(Data extracted from a collection)
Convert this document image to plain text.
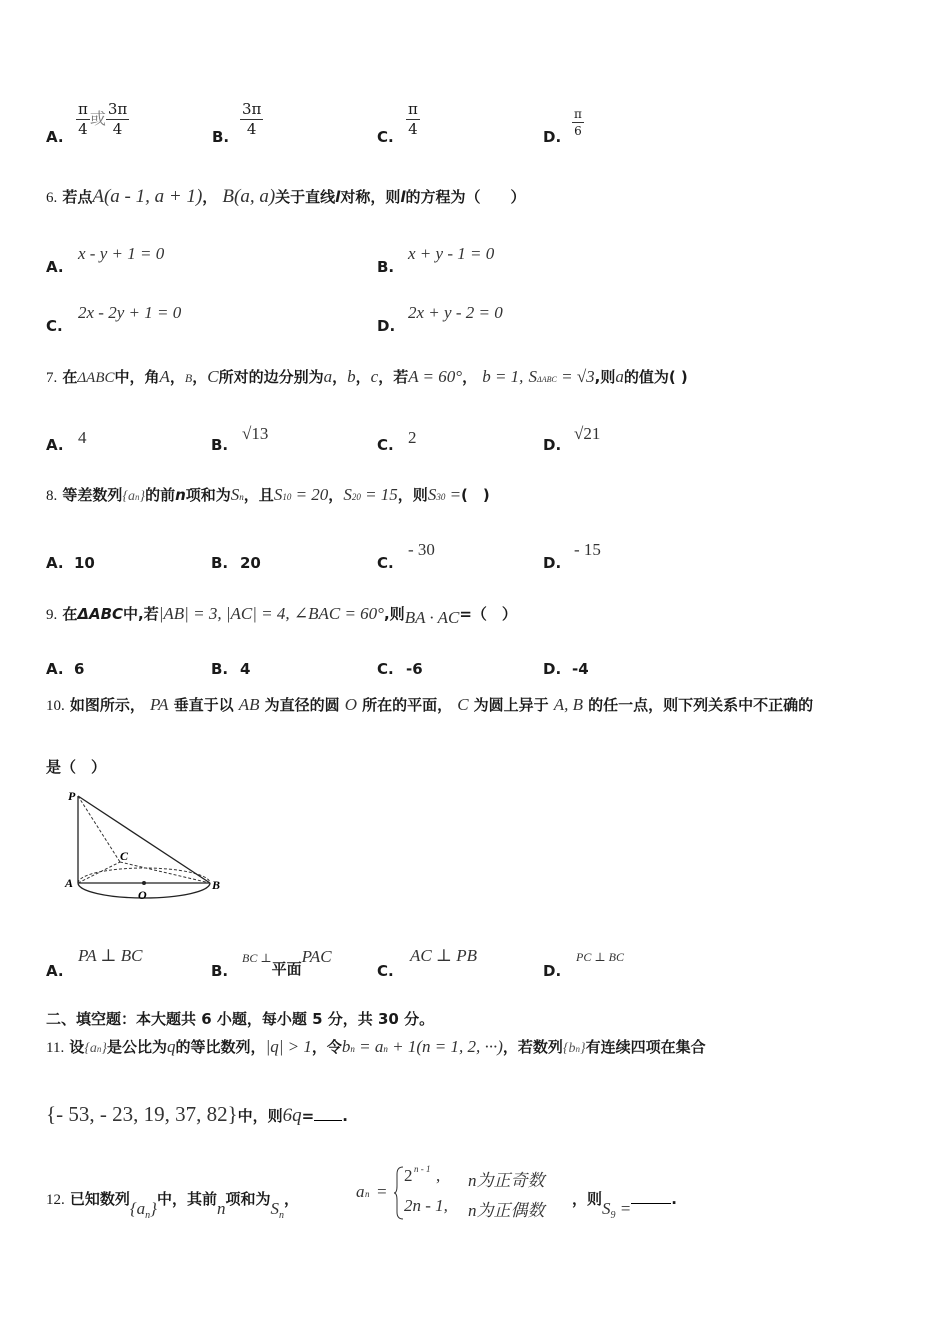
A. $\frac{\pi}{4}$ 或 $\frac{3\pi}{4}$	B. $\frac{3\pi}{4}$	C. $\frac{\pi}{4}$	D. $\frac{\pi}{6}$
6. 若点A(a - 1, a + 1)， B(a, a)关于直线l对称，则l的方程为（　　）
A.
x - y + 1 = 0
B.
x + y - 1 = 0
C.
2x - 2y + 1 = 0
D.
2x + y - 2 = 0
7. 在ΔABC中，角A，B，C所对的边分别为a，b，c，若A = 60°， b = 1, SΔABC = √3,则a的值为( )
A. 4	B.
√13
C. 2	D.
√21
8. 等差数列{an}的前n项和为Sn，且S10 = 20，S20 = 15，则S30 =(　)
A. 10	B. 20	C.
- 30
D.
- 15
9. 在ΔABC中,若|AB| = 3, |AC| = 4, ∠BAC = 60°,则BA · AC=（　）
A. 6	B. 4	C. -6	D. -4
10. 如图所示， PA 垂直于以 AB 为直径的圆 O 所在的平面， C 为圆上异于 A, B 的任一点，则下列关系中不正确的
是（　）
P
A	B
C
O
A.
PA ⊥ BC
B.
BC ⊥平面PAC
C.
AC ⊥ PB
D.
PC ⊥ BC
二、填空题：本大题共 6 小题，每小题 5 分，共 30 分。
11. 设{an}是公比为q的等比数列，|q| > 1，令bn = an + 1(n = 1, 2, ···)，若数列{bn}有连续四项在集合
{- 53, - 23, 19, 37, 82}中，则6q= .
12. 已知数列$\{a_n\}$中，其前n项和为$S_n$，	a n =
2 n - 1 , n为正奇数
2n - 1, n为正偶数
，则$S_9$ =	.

==

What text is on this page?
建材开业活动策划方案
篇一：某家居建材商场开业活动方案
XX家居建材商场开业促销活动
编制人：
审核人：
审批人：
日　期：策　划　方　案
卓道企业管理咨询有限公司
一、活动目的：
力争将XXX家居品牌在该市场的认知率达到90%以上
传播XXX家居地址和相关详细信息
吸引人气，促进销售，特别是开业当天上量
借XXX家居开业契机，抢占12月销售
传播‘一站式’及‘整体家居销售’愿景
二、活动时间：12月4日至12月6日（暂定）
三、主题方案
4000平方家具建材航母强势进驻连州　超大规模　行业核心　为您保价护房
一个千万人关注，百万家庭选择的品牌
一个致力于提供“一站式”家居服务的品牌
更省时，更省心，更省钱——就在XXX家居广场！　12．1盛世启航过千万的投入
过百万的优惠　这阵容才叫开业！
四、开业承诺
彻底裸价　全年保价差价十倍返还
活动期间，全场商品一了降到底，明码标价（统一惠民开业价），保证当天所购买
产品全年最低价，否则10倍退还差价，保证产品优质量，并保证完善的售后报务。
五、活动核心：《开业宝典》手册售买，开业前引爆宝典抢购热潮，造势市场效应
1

---

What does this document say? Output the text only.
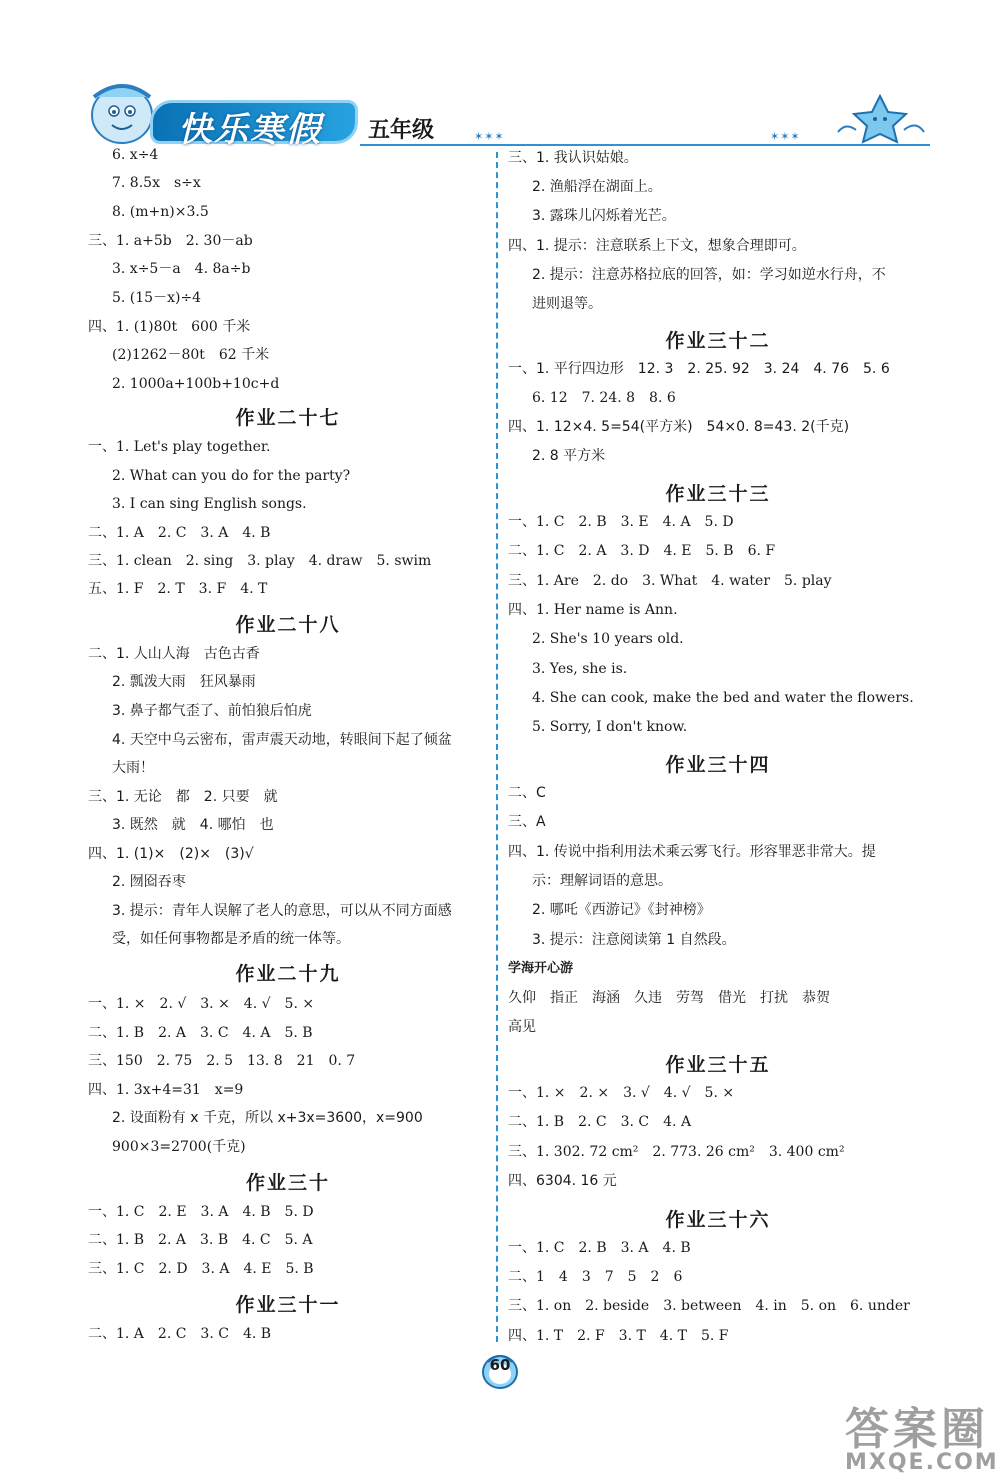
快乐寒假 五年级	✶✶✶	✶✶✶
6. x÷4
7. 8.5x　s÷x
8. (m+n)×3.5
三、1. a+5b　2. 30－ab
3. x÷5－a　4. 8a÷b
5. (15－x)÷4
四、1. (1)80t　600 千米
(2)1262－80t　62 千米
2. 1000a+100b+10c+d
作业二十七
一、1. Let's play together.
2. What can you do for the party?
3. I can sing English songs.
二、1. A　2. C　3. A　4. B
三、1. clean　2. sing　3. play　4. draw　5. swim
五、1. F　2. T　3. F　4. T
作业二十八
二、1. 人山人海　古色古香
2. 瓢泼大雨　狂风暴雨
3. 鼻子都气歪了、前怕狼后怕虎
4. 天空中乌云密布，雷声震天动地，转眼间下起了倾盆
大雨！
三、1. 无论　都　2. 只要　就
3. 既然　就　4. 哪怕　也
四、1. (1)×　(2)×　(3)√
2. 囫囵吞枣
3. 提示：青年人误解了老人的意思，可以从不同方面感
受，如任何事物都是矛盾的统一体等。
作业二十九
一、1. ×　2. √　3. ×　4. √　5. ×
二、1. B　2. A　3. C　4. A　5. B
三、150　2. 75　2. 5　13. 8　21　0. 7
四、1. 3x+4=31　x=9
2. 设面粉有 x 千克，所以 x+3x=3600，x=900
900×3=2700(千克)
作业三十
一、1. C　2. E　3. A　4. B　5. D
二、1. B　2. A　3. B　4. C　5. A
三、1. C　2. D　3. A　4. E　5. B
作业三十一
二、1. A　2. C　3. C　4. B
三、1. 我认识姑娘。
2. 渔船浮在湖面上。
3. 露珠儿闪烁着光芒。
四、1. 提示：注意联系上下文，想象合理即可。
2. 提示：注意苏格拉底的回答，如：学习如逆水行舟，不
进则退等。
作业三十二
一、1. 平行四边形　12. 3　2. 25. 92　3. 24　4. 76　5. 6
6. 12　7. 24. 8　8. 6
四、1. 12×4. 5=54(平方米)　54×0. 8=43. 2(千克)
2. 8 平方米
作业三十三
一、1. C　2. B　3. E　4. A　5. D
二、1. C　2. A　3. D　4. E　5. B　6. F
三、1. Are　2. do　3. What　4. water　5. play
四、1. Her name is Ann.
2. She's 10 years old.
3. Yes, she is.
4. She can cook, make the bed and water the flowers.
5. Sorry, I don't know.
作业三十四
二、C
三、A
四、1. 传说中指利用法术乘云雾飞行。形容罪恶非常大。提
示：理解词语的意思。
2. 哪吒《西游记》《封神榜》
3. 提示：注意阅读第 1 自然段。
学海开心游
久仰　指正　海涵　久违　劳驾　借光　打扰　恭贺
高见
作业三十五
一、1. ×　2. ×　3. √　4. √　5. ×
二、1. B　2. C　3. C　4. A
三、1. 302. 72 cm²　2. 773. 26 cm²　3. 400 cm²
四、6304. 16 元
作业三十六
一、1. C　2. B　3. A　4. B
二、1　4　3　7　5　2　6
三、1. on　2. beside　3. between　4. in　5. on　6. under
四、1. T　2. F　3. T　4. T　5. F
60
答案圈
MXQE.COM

REQUIREMENT.
Wherever "this" shows up in a line, copy that line.

RESPONSE BELOW.
Convert this document image to plain text.
What text is on this page?
What does this document say? Output the text only.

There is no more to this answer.